DATA FOR THIS EXERCISE:

______

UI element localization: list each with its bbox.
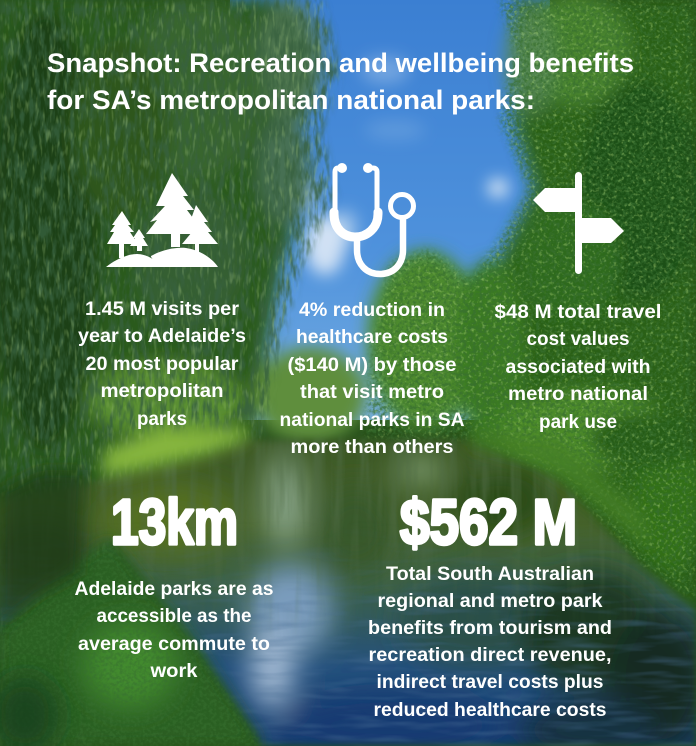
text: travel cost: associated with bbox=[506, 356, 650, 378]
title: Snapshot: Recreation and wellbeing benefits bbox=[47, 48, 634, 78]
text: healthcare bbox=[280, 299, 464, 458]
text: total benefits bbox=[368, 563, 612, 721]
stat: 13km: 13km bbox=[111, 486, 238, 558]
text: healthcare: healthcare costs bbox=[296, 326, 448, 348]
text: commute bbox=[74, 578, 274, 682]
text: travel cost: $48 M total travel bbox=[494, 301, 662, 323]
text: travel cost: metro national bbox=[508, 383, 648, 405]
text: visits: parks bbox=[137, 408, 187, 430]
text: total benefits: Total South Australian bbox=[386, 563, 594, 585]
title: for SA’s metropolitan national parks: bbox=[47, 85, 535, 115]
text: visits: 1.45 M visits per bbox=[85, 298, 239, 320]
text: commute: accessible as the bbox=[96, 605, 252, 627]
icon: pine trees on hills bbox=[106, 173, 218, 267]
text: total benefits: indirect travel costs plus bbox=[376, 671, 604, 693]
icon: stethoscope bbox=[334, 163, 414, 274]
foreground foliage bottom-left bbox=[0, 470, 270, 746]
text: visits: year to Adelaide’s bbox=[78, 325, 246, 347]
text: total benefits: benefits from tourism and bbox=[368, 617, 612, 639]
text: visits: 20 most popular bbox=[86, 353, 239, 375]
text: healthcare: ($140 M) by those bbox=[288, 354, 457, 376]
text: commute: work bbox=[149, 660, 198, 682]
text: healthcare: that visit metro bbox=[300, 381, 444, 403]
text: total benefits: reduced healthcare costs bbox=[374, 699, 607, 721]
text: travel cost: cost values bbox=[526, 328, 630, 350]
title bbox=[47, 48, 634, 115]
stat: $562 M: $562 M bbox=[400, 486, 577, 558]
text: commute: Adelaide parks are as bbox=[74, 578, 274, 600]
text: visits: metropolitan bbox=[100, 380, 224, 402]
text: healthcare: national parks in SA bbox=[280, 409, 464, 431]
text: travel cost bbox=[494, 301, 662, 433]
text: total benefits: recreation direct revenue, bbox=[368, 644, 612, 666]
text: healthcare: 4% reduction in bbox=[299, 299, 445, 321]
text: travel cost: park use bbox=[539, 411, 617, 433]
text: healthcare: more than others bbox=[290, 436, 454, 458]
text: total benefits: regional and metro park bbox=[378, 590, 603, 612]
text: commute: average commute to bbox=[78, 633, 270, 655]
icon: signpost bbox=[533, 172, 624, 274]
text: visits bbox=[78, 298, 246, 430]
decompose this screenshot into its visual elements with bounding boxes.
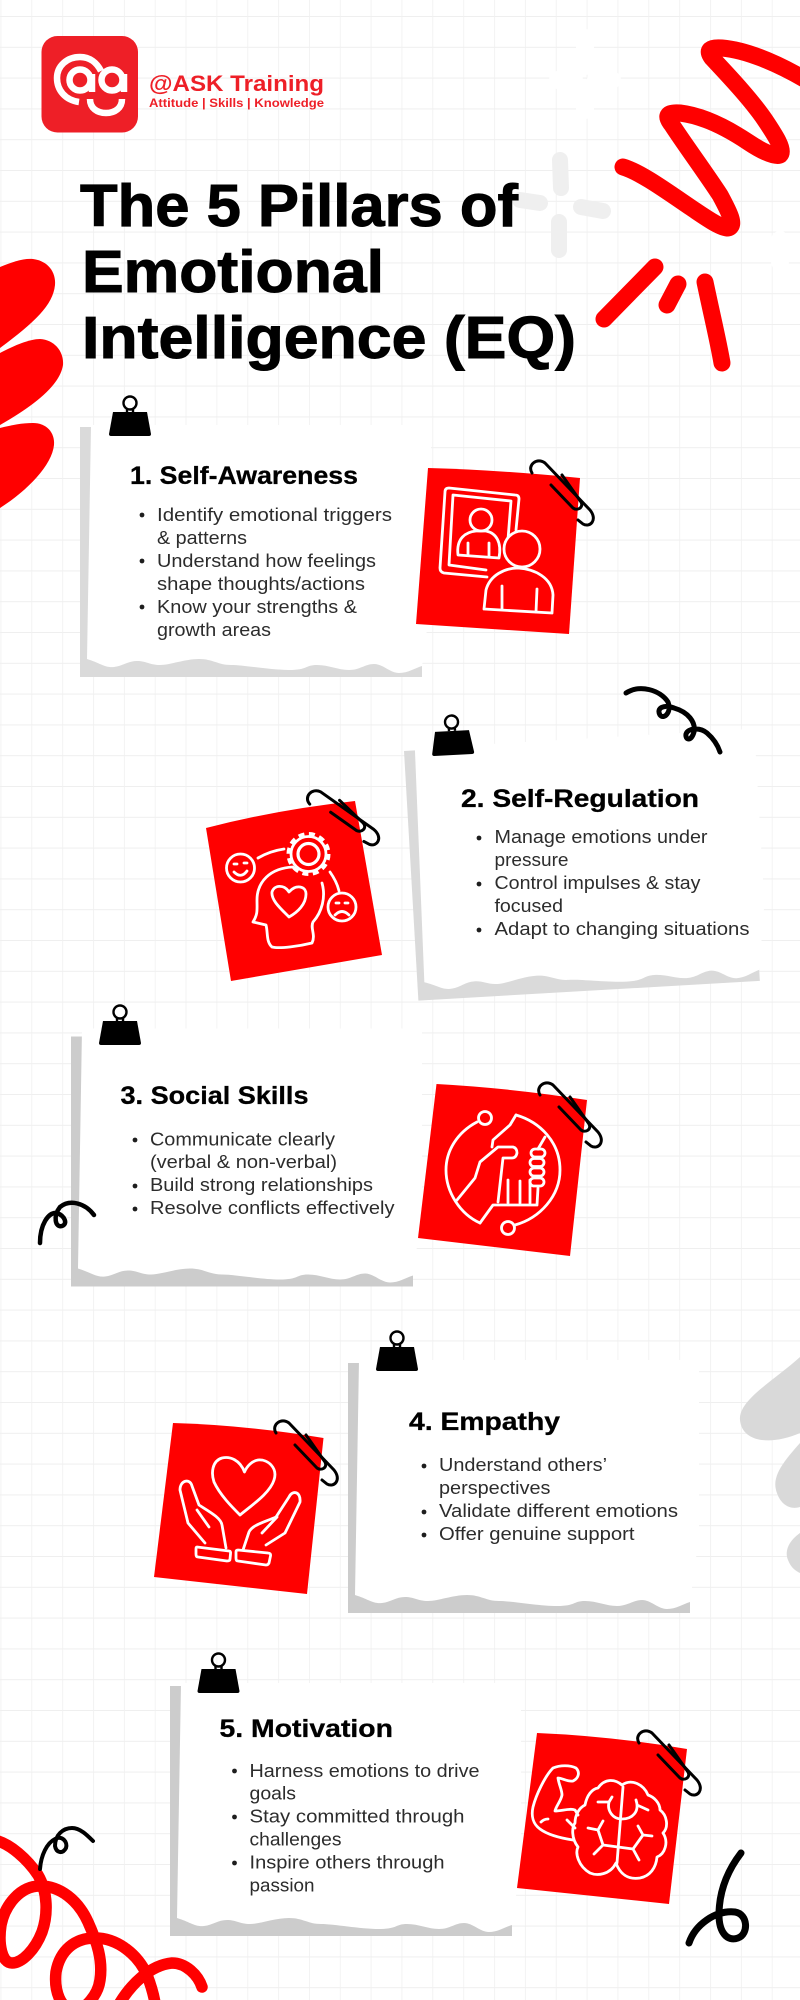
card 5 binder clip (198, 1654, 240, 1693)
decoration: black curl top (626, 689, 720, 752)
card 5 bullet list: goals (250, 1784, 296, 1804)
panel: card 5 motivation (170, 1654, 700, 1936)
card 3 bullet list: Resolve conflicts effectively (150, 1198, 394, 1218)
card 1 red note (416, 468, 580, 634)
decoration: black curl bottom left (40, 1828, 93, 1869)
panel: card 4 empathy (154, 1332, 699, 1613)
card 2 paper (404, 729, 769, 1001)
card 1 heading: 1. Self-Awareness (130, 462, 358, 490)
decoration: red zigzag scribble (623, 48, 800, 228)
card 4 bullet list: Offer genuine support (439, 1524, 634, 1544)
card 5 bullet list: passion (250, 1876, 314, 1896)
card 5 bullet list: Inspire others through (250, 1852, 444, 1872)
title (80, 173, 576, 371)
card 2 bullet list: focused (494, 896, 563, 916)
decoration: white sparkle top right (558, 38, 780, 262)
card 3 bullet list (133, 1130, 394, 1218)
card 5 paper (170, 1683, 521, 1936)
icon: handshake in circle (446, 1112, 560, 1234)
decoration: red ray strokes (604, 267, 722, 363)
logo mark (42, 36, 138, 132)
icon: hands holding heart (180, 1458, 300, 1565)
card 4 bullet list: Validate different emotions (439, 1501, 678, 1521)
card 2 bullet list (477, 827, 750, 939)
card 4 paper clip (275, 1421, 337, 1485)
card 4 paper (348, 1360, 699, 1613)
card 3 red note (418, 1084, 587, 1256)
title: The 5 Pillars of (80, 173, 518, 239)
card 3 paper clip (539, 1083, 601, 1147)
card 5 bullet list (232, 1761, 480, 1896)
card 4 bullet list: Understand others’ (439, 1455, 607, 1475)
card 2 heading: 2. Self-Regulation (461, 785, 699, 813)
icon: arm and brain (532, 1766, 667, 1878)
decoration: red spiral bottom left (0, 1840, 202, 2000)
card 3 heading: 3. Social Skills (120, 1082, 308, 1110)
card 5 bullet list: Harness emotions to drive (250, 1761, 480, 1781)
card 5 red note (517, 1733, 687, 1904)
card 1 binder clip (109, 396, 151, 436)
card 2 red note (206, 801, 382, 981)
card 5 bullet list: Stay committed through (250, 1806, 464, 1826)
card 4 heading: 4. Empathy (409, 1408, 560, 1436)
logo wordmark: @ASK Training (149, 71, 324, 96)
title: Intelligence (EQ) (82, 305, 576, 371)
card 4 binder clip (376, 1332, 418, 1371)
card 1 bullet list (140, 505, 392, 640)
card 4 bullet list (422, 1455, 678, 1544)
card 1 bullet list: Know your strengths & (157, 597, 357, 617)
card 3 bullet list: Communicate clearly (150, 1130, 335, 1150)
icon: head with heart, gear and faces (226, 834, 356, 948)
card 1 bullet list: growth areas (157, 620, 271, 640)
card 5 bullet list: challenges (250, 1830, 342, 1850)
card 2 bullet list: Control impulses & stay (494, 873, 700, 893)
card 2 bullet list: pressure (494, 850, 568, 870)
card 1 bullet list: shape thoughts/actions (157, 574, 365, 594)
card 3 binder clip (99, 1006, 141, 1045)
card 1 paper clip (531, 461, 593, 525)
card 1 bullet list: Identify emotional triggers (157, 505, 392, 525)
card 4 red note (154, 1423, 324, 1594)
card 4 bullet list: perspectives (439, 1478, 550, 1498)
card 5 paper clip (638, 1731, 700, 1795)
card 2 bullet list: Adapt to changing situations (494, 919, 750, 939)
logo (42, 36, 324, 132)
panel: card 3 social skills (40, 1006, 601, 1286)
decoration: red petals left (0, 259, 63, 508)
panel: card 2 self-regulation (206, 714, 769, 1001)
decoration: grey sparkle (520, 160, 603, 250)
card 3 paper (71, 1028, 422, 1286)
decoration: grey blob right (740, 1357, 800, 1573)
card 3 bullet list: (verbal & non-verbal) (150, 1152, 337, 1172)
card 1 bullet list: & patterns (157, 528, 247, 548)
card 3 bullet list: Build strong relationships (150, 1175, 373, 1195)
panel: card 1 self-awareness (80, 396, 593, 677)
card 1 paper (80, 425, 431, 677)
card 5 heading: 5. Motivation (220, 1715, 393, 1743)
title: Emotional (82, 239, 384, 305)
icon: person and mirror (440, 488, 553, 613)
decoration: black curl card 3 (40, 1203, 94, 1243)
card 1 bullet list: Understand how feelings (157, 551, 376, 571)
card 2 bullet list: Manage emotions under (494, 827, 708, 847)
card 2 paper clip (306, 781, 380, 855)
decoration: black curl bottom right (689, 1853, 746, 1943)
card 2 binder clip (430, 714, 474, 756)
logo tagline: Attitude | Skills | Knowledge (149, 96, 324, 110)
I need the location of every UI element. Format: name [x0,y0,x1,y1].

______

EXERCISE DESCRIPTION:
Write out again the part of the records that opens with the line containing "text: travel cost: associated" and closes with the line containing "text: visits: year", replacing "healthcare" with "health care" and changing nothing else.

OUTPUT OF THE TASK:
text: travel cost: associated with bbox=[506, 356, 650, 378]
title: Snapshot: Recreation and wellbeing benefits bbox=[47, 48, 634, 78]
text: health care bbox=[280, 299, 464, 458]
text: total benefits bbox=[368, 563, 612, 721]
stat: 13km: 13km bbox=[111, 486, 238, 558]
text: health care: health care costs bbox=[296, 326, 448, 348]
text: commute bbox=[74, 578, 274, 682]
text: travel cost: $48 M total travel bbox=[494, 301, 662, 323]
text: travel cost: metro national bbox=[508, 383, 648, 405]
text: visits: parks bbox=[137, 408, 187, 430]
text: total benefits: Total South Australian bbox=[386, 563, 594, 585]
title: for SA’s metropolitan national parks: bbox=[47, 85, 535, 115]
text: visits: 1.45 M visits per bbox=[85, 298, 239, 320]
text: commute: accessible as the bbox=[96, 605, 252, 627]
icon: pine trees on hills bbox=[106, 173, 218, 267]
text: total benefits: indirect travel costs plus bbox=[376, 671, 604, 693]
icon: stethoscope bbox=[334, 163, 414, 274]
foreground foliage bottom-left bbox=[0, 470, 270, 746]
text: visits: year to Adelaide’s bbox=[78, 325, 246, 347]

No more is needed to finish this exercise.